TASK OBJECTIVE
Go through the listing below and list every line with "data".

TASK INPUT
==============================

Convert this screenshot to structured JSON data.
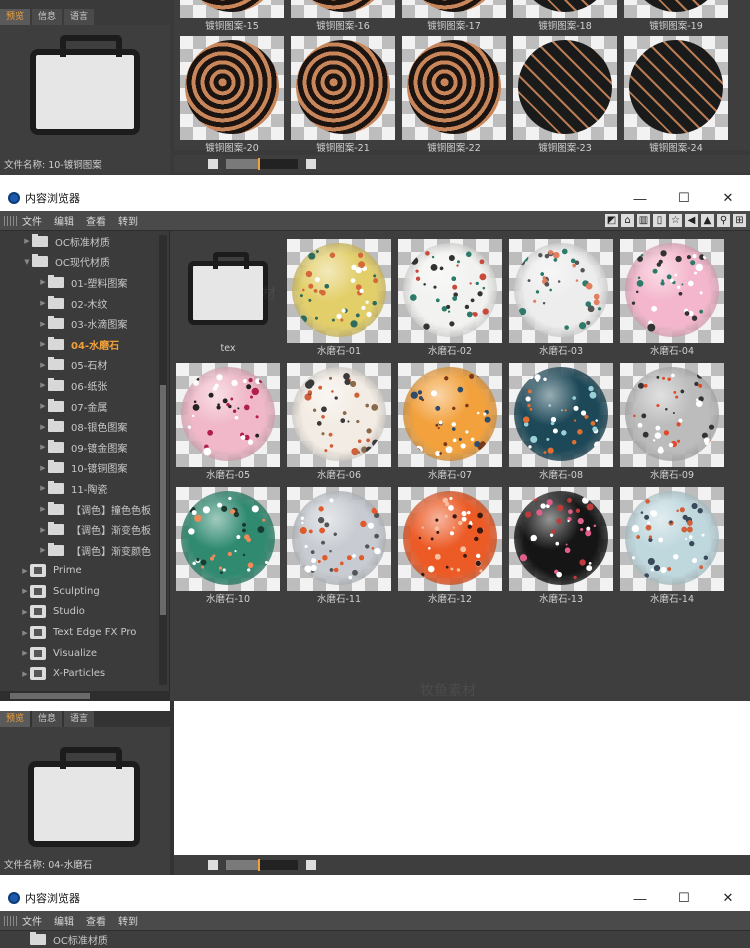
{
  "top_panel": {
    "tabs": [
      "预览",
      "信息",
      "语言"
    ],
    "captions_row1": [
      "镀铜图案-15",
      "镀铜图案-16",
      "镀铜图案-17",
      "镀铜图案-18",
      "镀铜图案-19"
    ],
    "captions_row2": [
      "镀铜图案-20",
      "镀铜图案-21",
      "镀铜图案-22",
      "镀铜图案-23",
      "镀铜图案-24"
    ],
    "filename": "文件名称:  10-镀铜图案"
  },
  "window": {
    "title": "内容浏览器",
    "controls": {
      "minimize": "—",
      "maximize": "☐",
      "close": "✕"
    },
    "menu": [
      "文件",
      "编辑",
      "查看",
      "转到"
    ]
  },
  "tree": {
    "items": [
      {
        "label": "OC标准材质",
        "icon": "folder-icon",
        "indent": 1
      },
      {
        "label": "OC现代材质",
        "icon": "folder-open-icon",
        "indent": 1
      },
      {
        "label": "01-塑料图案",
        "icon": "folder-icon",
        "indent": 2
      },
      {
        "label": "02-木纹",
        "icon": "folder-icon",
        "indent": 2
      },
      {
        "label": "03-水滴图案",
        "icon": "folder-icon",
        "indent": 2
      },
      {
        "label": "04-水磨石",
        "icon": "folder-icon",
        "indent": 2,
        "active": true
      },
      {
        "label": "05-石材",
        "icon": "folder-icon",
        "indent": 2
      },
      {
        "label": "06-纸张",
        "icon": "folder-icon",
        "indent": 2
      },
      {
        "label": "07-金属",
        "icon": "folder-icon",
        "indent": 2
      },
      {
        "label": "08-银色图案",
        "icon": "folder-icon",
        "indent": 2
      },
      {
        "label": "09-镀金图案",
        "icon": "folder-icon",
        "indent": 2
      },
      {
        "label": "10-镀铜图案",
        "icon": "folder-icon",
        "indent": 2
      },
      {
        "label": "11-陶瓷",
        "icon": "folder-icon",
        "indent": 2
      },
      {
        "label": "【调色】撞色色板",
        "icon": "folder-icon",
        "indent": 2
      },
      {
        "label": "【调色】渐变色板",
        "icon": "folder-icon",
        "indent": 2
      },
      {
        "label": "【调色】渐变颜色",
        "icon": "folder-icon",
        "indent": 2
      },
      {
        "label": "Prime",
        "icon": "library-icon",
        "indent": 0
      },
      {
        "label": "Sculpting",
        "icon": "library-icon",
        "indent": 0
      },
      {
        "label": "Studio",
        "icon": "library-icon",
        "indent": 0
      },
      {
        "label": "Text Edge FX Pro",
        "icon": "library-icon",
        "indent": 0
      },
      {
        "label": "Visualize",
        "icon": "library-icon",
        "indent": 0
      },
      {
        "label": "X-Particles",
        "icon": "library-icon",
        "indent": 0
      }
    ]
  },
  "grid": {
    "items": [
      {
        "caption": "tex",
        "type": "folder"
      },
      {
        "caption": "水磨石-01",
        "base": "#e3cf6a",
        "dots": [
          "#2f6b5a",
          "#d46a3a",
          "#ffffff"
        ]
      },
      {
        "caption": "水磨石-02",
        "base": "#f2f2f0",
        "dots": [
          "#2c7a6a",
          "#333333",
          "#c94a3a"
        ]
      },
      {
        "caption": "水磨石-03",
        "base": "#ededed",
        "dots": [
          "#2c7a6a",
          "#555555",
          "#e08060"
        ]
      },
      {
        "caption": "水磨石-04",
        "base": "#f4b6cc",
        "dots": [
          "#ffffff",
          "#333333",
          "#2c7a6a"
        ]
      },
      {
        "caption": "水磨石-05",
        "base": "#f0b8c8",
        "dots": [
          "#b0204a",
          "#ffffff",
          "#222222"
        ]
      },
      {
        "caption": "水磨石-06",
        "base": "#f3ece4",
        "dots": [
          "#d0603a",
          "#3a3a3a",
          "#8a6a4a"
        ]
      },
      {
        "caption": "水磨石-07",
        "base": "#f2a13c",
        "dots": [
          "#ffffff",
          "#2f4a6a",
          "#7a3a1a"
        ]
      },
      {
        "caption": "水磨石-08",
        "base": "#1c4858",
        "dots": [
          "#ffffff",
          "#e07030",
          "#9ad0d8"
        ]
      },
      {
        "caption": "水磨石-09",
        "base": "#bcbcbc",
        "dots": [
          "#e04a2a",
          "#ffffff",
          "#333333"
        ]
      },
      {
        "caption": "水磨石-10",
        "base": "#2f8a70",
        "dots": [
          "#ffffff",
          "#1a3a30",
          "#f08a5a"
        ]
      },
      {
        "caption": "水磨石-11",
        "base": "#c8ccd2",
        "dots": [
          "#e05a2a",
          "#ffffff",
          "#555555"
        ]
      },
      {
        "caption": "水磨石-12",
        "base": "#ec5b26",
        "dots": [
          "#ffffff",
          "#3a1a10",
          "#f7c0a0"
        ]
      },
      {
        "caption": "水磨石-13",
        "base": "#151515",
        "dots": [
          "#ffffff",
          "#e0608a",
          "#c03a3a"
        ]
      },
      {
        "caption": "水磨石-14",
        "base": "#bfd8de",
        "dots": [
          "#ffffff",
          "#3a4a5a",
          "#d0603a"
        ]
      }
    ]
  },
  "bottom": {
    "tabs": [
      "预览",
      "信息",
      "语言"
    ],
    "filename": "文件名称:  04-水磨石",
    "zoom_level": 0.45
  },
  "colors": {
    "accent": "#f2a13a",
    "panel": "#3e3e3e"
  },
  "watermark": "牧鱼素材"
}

==============================

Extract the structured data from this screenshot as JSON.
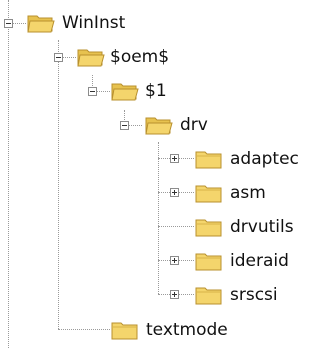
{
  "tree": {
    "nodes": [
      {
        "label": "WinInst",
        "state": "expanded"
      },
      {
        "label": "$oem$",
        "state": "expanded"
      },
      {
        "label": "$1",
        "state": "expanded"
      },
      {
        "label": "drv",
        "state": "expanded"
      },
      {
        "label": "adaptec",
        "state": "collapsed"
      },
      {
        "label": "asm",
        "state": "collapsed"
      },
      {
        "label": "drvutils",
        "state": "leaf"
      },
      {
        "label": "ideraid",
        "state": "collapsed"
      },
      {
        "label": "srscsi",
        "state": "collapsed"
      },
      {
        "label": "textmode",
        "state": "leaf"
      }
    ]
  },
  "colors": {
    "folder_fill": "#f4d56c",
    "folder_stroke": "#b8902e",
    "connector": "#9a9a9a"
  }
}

==============================

SOLUTION FOR THIS PROBLEM
Convert this screenshot to structured JSON data.
Extract the structured data from this screenshot as JSON.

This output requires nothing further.